## start Listed records

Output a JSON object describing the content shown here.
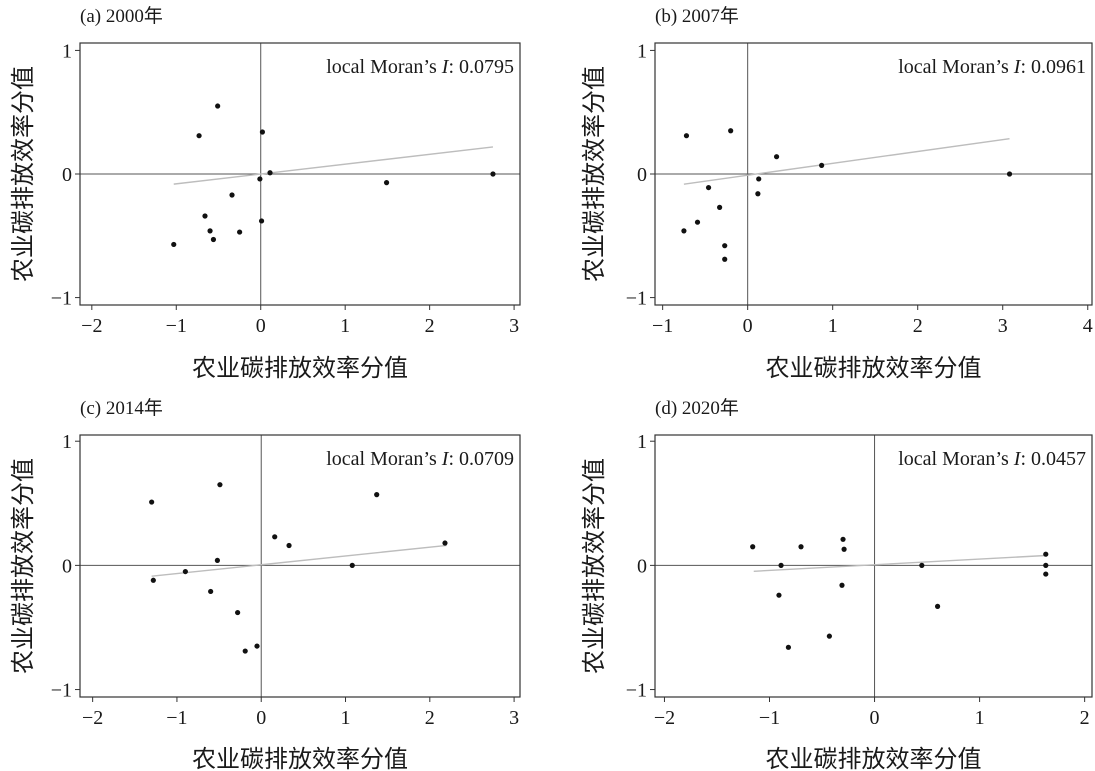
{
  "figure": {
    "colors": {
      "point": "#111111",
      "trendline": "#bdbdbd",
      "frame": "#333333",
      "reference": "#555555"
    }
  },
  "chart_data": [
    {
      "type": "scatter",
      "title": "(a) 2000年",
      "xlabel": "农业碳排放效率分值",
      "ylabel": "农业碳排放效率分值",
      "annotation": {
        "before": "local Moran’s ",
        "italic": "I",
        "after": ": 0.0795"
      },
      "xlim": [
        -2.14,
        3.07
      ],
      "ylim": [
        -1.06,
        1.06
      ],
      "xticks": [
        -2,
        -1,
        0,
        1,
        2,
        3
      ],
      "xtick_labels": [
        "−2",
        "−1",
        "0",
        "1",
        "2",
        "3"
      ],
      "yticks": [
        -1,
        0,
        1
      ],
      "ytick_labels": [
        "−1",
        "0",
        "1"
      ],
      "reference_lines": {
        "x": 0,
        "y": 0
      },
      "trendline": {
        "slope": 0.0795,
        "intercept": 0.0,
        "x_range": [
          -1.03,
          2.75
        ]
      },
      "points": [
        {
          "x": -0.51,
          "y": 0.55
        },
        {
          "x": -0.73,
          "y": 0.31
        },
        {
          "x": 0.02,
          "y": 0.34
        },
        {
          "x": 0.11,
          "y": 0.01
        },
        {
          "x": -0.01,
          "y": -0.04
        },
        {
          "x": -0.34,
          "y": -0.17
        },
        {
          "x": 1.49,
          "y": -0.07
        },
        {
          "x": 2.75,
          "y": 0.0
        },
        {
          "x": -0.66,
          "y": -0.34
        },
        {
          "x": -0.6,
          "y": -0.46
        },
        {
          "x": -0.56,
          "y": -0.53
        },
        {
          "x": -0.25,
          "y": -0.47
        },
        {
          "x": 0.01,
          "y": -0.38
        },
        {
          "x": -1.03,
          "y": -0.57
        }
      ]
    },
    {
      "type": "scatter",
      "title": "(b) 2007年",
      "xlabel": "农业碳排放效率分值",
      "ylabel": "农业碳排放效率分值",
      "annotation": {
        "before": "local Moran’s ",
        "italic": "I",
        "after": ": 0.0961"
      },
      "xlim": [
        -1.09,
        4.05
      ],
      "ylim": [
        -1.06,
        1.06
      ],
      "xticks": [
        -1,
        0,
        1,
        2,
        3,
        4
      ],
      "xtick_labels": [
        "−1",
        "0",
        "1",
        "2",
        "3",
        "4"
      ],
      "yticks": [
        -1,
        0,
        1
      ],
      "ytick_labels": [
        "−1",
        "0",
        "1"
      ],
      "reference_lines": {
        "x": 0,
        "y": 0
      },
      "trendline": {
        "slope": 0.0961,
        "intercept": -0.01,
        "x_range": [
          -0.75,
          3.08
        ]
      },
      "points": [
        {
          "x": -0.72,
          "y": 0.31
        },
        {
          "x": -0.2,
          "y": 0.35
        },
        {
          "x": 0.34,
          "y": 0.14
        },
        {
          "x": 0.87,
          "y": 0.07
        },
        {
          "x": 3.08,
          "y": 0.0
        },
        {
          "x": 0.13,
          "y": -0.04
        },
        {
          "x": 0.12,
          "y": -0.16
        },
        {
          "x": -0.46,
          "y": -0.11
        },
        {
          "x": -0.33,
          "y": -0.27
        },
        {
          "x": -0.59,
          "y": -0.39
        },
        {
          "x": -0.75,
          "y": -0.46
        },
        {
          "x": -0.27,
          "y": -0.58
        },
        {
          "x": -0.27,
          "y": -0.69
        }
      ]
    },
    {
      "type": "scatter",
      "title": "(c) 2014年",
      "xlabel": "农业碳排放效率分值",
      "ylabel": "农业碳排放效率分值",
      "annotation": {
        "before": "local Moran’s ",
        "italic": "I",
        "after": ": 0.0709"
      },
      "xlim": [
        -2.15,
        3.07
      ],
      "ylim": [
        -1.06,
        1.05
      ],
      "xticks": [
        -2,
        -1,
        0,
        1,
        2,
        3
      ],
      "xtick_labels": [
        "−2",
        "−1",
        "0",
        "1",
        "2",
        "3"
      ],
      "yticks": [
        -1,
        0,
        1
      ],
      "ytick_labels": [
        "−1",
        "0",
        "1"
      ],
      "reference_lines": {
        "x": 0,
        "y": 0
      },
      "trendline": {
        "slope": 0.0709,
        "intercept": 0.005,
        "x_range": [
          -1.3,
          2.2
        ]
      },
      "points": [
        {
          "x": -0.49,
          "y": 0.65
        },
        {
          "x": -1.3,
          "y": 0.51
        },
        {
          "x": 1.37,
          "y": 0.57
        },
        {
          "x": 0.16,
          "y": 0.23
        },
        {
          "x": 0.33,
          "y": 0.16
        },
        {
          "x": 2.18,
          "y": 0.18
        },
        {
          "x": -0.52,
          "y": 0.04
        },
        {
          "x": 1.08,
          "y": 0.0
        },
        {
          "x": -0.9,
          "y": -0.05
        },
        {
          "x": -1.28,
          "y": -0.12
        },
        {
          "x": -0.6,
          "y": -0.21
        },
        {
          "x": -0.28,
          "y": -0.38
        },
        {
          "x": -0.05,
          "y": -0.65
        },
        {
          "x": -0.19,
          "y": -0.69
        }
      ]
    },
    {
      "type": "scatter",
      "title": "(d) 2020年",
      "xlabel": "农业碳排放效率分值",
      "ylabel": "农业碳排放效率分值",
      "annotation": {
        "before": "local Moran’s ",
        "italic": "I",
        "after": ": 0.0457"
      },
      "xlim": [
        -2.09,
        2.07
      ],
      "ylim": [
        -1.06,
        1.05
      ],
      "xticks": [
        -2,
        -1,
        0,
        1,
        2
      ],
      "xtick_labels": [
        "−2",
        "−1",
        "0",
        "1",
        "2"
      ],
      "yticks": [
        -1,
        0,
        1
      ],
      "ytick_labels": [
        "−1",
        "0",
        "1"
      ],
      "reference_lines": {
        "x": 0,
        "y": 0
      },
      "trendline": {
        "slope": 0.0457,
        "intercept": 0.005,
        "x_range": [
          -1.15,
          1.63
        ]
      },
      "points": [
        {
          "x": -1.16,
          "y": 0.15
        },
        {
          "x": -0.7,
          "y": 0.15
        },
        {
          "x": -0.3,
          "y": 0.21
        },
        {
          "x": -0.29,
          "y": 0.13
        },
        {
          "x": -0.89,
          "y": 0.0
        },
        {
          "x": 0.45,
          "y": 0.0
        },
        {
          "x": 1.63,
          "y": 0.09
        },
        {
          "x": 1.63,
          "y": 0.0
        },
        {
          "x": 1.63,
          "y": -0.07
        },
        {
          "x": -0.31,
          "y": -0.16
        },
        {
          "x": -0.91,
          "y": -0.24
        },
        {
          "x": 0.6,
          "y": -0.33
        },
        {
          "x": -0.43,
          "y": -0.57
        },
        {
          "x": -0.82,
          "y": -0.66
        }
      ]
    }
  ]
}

## end Listed records
## start Listed records

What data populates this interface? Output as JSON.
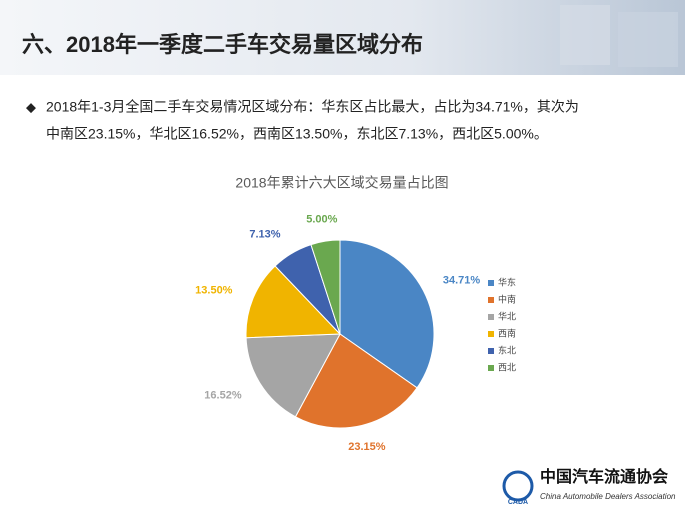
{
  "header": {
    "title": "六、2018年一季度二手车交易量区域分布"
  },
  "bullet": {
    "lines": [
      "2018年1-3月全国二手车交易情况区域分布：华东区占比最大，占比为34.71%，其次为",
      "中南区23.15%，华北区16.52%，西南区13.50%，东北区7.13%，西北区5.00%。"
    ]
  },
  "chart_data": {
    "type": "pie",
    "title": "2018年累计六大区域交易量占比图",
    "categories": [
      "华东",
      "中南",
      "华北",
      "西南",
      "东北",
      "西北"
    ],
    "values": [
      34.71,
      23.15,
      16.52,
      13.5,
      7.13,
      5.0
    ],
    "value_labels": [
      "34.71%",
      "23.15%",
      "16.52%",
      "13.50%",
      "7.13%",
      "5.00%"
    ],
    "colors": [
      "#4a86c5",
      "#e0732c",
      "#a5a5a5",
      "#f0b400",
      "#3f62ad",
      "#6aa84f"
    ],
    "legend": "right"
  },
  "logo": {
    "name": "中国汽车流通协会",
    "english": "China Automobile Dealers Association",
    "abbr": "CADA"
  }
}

## end Listed records

* _Exercise requirements_:
Looking at the listing above, count the lines that contain "intercept" and give nothing but the number.

* _Solution to this exercise_:
4